____ Supplied data

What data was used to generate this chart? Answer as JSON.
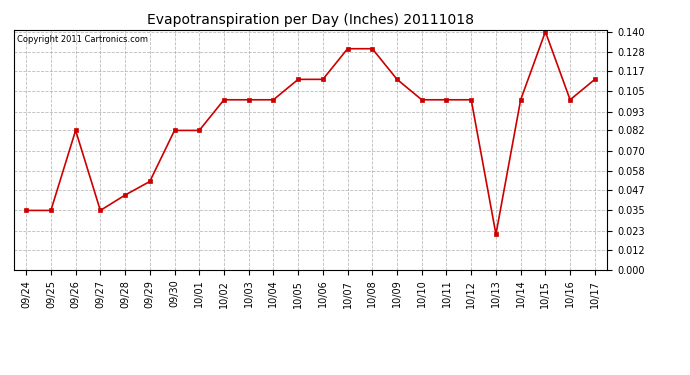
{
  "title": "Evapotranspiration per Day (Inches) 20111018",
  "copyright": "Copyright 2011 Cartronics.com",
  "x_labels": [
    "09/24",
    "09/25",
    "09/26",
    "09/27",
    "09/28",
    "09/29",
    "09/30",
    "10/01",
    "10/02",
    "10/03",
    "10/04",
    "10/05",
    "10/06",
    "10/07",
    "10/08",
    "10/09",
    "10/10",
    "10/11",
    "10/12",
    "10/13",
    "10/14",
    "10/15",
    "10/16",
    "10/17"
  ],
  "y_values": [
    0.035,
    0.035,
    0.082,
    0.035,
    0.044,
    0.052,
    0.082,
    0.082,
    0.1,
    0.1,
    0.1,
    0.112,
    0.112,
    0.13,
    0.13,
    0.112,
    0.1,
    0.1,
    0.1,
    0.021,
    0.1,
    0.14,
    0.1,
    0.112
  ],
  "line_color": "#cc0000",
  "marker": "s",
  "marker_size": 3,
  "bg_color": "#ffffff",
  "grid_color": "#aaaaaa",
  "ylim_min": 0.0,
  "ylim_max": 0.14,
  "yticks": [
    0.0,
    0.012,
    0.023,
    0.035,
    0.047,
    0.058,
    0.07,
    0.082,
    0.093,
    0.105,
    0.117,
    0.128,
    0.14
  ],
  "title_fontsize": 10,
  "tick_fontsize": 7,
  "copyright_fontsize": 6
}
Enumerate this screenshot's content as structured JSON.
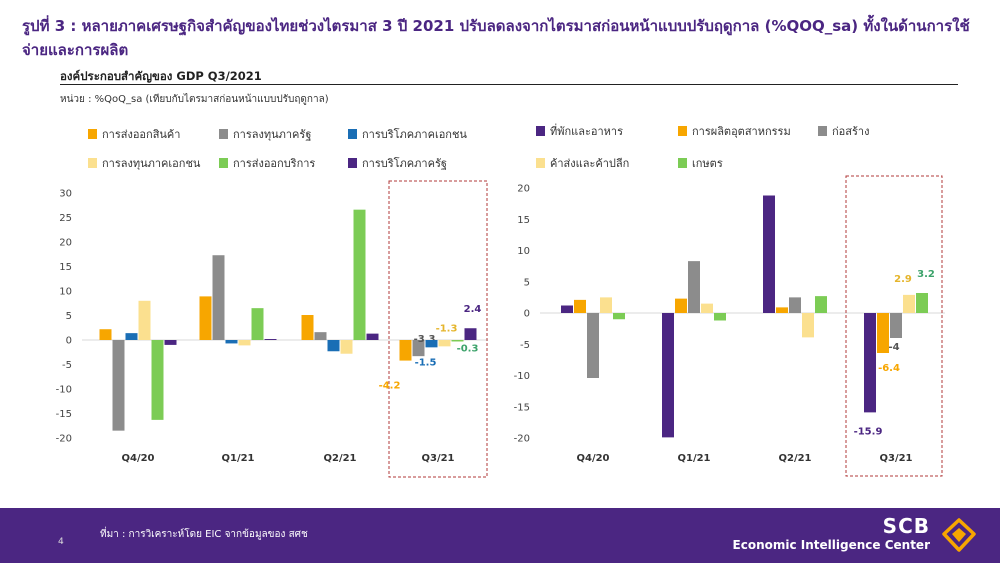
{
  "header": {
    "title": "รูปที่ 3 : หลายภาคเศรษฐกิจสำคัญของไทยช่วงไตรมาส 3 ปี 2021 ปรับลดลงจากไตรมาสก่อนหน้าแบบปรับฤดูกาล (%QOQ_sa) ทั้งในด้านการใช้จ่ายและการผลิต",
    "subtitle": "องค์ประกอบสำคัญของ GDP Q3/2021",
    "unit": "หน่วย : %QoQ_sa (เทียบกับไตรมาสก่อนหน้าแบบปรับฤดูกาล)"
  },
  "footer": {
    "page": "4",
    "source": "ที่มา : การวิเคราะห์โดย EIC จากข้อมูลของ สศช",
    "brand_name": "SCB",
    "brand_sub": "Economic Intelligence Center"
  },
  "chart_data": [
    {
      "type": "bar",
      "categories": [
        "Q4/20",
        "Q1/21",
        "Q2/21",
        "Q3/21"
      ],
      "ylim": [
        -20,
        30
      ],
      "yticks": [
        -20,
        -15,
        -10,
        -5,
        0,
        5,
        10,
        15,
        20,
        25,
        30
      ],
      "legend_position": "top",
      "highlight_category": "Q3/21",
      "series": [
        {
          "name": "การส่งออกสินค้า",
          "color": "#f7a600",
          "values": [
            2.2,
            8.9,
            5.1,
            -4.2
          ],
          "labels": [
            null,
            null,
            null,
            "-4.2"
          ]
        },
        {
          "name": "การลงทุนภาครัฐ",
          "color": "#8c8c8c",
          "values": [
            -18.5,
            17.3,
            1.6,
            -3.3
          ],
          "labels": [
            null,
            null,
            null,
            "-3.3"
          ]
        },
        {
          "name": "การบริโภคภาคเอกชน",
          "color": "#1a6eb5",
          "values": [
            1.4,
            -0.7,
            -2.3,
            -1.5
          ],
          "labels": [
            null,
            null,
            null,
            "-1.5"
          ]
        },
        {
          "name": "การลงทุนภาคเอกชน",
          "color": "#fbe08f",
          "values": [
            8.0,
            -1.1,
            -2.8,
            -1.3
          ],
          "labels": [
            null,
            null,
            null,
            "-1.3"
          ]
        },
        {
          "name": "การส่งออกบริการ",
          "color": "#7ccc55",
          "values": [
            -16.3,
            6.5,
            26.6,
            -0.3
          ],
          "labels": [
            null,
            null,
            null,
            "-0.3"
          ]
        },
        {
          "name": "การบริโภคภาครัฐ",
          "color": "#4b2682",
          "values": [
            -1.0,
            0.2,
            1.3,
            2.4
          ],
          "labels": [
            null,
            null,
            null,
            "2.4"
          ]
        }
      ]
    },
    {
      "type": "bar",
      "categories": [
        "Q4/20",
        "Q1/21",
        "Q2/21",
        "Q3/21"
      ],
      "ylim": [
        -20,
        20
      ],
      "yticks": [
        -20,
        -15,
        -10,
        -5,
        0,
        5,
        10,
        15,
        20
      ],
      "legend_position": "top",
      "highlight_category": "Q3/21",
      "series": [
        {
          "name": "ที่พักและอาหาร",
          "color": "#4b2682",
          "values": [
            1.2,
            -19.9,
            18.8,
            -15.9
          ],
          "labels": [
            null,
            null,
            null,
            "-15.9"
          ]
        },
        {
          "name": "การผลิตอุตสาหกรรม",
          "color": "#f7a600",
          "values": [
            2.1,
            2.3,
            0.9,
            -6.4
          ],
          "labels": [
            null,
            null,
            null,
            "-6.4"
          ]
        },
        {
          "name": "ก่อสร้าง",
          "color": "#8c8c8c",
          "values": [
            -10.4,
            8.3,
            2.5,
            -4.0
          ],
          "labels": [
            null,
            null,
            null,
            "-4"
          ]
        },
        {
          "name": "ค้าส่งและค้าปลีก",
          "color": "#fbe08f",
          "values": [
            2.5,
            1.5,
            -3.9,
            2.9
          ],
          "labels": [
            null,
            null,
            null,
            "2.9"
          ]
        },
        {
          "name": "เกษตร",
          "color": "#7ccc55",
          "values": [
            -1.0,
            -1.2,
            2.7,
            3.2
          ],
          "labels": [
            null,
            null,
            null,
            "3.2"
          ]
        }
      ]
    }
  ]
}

________
____ Supplied data

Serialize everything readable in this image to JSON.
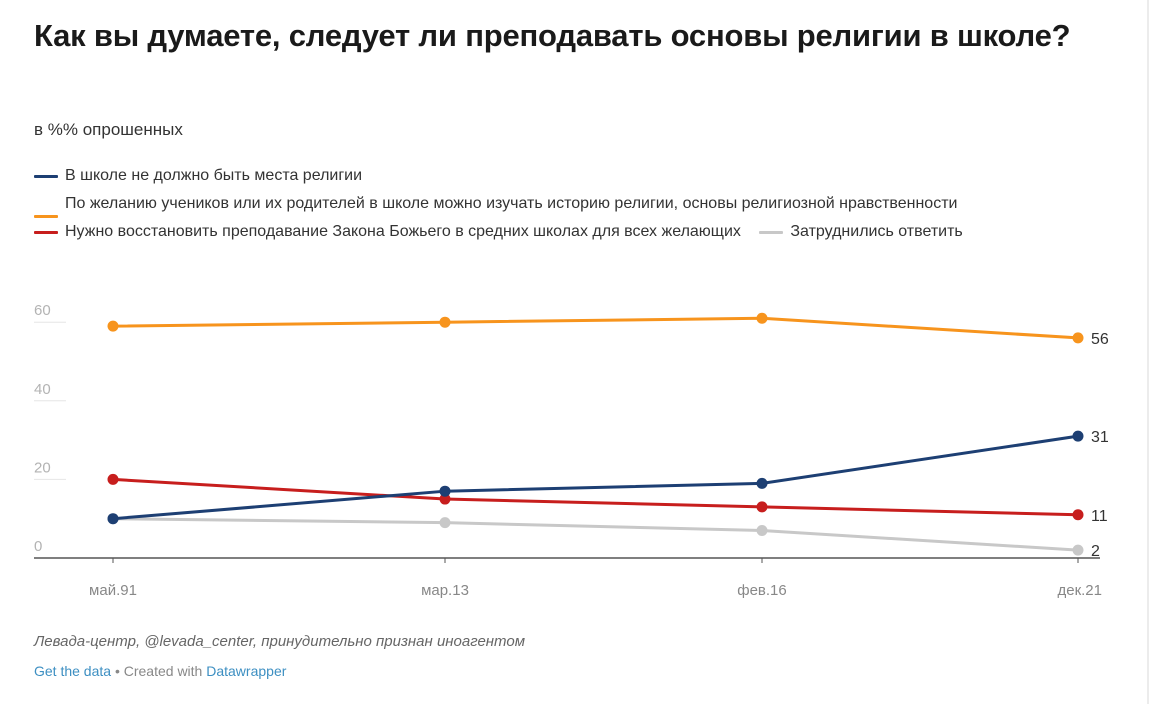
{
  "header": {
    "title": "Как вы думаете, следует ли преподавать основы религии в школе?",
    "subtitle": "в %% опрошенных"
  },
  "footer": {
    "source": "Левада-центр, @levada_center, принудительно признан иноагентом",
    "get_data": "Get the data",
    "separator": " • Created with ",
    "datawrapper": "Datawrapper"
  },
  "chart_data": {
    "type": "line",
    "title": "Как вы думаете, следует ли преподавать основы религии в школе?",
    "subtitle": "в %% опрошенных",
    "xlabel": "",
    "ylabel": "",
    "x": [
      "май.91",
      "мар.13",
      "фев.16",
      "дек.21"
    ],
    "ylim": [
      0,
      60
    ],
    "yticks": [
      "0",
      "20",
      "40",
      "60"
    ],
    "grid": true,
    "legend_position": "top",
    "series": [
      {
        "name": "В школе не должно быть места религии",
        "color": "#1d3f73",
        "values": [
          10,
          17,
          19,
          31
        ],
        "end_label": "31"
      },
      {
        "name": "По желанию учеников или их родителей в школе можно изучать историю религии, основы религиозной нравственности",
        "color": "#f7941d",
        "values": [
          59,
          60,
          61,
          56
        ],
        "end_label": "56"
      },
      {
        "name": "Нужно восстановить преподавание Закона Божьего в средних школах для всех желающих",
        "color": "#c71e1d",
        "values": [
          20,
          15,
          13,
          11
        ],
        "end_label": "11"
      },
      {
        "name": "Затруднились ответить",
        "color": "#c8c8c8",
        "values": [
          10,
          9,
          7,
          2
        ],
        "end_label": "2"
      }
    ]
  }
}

________

__The problem__:
Among the lines of the material above, how many include the string "การลงท"? Report only that number.

__The result__:
2